__Instructions to follow__:
Copy each line where the word "characteristics" occurs.

__Supplied material__:
-- Begin --

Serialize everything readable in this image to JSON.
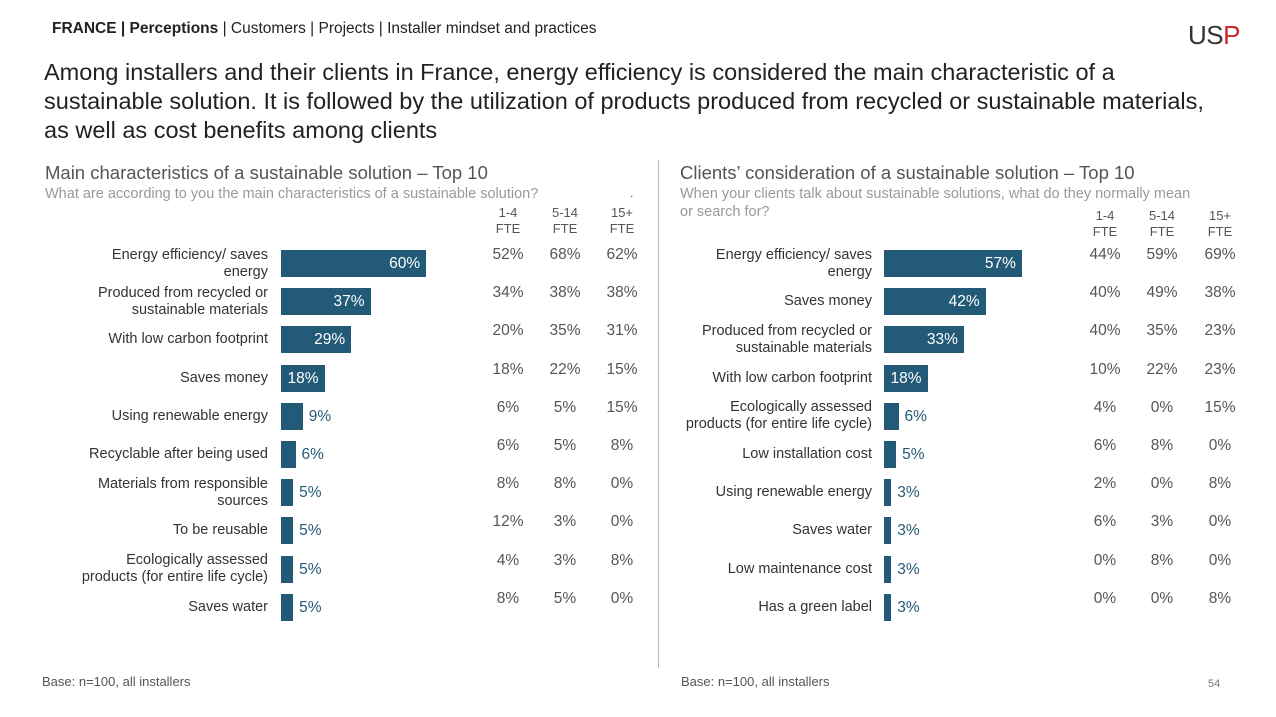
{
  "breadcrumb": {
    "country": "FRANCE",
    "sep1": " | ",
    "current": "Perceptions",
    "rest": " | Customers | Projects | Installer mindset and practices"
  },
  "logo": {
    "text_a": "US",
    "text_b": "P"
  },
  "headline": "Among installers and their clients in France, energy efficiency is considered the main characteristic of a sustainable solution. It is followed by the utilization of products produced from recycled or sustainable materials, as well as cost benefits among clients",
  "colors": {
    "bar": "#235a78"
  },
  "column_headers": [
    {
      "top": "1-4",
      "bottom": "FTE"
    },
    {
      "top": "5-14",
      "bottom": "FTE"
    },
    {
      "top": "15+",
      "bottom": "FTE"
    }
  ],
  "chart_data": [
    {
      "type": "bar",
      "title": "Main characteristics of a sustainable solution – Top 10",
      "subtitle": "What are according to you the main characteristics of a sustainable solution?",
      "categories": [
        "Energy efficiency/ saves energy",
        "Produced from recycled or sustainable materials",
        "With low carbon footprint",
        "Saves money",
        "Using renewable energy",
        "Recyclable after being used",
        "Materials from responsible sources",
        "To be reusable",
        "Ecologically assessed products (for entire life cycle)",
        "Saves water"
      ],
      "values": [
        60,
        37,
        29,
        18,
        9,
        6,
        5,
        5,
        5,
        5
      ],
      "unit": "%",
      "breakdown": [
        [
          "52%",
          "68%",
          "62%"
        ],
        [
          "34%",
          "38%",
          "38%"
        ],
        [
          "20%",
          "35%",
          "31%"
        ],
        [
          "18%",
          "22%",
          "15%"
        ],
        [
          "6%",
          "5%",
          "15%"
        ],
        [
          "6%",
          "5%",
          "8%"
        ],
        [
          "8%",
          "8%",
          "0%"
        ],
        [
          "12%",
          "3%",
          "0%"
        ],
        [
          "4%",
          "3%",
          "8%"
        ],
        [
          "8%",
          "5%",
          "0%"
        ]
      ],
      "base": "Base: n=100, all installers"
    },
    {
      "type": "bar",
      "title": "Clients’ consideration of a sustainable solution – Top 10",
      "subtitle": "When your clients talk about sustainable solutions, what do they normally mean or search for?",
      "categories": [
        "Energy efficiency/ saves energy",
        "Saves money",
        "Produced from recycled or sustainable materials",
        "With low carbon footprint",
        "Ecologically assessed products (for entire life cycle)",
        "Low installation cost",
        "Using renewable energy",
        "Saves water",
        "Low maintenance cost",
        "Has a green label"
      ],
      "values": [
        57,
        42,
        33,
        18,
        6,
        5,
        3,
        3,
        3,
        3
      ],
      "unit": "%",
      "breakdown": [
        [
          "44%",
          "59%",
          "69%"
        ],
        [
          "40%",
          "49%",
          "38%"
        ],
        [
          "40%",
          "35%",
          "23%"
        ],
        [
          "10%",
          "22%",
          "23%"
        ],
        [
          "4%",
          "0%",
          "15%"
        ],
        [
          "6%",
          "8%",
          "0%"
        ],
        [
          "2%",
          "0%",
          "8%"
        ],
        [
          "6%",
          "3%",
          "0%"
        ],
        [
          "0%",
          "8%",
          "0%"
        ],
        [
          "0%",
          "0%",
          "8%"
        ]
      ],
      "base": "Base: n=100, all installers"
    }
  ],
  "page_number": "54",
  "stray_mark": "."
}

-- End --
-- Begin --

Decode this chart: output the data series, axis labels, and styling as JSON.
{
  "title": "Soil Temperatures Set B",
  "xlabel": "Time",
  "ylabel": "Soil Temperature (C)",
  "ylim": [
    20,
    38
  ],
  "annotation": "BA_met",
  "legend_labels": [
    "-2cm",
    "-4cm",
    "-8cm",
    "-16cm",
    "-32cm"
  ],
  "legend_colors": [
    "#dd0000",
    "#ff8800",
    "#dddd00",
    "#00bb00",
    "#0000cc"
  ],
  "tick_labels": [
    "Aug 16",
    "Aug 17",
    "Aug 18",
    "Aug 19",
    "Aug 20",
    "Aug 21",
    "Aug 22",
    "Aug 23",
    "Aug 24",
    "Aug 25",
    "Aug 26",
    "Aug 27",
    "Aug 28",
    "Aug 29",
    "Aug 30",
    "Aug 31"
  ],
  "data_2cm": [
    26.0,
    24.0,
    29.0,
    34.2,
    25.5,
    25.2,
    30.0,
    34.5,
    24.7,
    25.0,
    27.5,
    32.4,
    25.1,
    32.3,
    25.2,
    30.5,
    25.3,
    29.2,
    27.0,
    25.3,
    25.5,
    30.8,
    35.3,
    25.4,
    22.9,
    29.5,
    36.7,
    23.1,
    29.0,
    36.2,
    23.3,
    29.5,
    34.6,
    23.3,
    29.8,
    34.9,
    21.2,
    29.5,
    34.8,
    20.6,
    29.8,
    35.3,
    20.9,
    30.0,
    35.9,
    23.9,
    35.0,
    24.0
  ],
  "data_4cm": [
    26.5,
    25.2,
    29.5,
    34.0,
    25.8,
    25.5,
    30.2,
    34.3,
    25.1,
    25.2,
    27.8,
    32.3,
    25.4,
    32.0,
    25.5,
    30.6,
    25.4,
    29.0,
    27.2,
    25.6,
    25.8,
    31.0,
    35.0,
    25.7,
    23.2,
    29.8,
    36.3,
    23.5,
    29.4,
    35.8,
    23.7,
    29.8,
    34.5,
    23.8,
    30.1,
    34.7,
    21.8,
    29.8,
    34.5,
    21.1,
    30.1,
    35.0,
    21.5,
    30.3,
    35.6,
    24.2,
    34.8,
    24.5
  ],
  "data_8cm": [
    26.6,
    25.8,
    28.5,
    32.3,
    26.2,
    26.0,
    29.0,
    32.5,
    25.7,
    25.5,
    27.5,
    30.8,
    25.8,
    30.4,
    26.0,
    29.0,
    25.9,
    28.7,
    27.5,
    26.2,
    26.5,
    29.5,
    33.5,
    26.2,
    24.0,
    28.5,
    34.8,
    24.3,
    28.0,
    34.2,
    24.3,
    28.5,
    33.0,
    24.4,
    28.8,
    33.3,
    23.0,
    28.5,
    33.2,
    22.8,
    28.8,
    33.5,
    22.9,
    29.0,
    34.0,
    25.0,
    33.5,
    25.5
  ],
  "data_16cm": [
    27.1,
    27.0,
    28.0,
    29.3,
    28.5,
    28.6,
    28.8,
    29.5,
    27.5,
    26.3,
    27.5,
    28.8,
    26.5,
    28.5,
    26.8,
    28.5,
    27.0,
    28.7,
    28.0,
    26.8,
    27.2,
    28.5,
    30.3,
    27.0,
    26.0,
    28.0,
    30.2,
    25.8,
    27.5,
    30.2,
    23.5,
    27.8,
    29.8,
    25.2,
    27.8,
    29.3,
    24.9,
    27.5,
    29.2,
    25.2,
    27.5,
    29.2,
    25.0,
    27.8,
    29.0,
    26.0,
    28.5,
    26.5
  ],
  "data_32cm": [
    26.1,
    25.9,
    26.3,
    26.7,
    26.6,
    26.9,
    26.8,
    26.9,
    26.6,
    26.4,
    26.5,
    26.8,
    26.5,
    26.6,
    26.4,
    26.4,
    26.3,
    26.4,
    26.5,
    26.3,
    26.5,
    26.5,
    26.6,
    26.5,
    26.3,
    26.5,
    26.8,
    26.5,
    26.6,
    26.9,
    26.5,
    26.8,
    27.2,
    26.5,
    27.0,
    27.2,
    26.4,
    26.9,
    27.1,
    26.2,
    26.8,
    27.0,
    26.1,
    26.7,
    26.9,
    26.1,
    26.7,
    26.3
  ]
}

-- End --

__Solution to this exercise__:
      "title": "Main characteristics of a sustainable solution – Top 10",
      "subtitle": "What are according to you the main characteristics of a sustainable solution?",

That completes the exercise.